> Data provided
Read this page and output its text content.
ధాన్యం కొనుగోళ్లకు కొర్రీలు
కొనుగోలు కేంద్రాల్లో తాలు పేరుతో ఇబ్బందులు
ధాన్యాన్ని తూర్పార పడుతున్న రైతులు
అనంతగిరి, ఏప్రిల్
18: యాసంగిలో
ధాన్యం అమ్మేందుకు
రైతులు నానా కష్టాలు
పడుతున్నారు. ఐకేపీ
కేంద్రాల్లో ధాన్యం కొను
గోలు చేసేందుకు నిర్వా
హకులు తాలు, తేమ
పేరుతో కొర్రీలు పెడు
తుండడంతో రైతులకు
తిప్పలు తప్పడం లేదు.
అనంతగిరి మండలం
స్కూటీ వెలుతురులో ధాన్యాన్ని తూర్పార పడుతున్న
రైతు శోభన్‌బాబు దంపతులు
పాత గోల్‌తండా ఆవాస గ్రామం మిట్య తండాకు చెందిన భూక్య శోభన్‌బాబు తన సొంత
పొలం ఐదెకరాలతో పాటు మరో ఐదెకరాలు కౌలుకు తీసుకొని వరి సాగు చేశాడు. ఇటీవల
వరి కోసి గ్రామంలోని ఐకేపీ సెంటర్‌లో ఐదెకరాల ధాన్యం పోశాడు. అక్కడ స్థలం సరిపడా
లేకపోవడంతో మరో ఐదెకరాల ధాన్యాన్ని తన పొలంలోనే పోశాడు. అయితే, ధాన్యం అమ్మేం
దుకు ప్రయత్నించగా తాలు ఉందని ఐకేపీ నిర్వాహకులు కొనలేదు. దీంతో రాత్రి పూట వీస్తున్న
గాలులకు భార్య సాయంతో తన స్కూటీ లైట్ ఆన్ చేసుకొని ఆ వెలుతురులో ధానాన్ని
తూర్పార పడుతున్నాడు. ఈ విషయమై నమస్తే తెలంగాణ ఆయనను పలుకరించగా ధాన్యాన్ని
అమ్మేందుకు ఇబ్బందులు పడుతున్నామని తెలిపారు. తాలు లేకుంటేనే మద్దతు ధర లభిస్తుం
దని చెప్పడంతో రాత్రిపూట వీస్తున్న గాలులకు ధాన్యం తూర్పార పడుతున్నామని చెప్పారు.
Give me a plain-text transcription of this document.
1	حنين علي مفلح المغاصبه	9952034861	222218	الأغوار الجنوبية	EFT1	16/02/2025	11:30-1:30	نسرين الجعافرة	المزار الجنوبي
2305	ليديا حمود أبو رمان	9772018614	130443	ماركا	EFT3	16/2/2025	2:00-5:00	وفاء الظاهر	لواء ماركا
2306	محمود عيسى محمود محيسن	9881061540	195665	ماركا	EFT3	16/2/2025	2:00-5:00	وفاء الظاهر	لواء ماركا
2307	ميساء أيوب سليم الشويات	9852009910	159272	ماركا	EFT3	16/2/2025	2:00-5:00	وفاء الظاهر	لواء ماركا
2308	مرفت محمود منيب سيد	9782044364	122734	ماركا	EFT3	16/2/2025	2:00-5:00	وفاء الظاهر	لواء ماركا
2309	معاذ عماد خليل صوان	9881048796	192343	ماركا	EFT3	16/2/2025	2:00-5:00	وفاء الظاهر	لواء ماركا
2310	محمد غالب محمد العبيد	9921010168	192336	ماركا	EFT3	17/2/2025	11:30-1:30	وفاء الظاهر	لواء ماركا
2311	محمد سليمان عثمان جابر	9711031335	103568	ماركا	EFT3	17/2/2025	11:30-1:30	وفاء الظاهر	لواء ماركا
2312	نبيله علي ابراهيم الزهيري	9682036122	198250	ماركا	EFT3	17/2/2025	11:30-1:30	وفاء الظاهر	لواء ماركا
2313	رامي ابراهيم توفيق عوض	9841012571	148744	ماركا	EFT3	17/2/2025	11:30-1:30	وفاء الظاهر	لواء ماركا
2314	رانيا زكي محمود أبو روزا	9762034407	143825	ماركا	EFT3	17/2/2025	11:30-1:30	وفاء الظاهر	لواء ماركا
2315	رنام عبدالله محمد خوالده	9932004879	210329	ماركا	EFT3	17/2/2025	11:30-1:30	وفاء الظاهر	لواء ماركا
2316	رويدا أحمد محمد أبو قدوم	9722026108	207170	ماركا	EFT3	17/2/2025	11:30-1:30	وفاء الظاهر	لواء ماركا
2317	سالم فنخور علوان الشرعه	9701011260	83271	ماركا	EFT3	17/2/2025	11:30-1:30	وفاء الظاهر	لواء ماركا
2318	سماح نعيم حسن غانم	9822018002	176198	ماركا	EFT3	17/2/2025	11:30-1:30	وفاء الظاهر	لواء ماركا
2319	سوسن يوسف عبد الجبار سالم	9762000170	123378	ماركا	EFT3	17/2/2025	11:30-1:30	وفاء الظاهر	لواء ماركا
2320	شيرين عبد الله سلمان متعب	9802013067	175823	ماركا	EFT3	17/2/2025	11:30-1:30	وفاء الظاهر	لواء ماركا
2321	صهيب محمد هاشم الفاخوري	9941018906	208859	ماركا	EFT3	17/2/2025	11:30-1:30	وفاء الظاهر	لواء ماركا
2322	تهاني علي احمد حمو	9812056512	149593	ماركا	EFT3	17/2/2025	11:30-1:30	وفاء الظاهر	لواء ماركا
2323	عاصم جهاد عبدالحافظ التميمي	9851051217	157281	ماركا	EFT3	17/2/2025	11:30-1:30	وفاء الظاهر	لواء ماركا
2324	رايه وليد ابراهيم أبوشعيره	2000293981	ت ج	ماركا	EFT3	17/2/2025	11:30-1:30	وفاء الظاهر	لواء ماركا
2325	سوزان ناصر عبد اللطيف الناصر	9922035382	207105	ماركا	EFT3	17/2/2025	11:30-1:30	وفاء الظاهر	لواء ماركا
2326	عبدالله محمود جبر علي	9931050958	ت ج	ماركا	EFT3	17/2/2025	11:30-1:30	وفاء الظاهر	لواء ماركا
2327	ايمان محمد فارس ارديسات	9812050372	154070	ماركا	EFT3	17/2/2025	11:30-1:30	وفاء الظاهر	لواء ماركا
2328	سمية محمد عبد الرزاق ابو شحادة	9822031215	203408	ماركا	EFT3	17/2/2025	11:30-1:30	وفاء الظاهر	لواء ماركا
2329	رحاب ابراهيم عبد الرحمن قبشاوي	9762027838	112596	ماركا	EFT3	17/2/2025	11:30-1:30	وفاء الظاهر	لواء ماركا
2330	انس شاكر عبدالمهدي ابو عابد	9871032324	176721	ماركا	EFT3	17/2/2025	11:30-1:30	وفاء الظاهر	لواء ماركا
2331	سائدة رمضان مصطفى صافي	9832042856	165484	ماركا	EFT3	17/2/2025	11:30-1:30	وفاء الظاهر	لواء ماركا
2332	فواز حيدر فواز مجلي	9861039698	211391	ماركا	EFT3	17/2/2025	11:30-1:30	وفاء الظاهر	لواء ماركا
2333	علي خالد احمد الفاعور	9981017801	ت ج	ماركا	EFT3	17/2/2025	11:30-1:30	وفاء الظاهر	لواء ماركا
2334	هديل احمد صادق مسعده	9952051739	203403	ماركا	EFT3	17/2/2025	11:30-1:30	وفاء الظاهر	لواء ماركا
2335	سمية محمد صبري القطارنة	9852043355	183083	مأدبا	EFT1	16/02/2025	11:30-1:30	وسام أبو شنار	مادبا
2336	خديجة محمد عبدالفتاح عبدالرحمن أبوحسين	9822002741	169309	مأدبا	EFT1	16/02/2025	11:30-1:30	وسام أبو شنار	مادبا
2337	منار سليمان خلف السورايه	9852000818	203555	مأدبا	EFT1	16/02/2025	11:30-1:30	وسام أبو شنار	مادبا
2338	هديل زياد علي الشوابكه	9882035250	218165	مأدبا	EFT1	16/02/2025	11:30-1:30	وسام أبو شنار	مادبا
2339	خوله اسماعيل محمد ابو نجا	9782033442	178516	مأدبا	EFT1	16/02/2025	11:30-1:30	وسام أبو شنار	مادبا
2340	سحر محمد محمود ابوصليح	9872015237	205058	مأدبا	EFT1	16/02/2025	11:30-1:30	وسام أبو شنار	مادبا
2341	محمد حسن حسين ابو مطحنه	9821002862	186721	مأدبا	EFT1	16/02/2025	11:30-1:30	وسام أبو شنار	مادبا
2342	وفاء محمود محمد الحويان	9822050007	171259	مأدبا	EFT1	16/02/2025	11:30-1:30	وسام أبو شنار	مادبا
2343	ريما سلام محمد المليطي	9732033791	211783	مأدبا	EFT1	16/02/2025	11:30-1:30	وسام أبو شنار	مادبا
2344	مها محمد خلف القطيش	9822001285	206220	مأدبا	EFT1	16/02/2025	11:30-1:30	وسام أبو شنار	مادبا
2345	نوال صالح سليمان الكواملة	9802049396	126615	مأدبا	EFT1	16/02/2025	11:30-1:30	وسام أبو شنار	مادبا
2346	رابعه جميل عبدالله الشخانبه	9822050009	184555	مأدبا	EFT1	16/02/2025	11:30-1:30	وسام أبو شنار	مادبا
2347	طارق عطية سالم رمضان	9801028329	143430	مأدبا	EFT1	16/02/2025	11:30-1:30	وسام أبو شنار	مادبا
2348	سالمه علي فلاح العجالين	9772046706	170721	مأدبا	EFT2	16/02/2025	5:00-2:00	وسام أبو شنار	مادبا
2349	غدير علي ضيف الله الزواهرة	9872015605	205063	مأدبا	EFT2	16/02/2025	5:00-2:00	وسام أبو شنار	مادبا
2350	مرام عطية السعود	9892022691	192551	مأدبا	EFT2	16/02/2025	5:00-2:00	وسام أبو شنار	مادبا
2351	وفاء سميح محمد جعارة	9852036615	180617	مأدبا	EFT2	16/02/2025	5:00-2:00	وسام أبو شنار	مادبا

> Exercise
What is the number of lines in the listing that include the word "text"? Give that number and nothing else.

> Problem solution
2